Everything in the listing should be restated word for word.

A run of records

- - -

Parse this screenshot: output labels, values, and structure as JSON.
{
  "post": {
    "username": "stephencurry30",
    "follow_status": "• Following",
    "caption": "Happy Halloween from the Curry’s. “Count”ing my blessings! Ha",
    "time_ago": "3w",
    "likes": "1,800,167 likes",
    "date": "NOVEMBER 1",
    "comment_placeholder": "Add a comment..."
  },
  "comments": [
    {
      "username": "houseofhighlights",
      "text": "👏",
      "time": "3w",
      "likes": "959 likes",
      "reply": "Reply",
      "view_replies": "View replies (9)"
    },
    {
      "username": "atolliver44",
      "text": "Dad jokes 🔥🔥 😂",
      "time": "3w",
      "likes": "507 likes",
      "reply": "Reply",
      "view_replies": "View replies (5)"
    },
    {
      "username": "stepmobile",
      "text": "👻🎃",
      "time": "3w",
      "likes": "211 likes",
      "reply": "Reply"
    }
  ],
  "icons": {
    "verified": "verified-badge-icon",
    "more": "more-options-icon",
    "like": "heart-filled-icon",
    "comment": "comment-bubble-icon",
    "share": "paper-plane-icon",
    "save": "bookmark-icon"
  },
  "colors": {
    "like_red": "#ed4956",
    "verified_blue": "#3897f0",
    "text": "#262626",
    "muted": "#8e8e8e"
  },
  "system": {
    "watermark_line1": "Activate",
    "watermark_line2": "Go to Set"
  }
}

- - -

EXPECTED ANSWER
Parse this screenshot: output labels, values, and structure as JSON.
{
  "post": {
    "username": "stephencurry30",
    "follow_status": "• Following",
    "caption": "Happy Halloween from the Curry’s. “Count”ing my blessings! Ha",
    "time_ago": "3w",
    "likes": "1,800,167 likes",
    "date": "NOVEMBER 1",
    "comment_placeholder": "Add a comment..."
  },
  "comments": [
    {
      "username": "houseofhighlights",
      "text": "👏",
      "time": "3w",
      "likes": "959 likes",
      "reply": "Reply",
      "view_replies": "View replies (9)"
    },
    {
      "username": "atolliver44",
      "text": "Dad jokes 🔥🔥 😂",
      "time": "3w",
      "likes": "507 likes",
      "reply": "Reply",
      "view_replies": "View replies (5)"
    },
    {
      "username": "stepmobile",
      "text": "👻🎃",
      "time": "3w",
      "likes": "211 likes",
      "reply": "Reply"
    }
  ],
  "icons": {
    "verified": "verified-badge-icon",
    "more": "more-options-icon",
    "like": "heart-filled-icon",
    "comment": "comment-bubble-icon",
    "share": "paper-plane-icon",
    "save": "bookmark-icon"
  },
  "colors": {
    "like_red": "#ed4956",
    "verified_blue": "#3897f0",
    "text": "#262626",
    "muted": "#8e8e8e"
  },
  "system": {
    "watermark_line1": "Activate",
    "watermark_line2": "Go to Set"
  }
}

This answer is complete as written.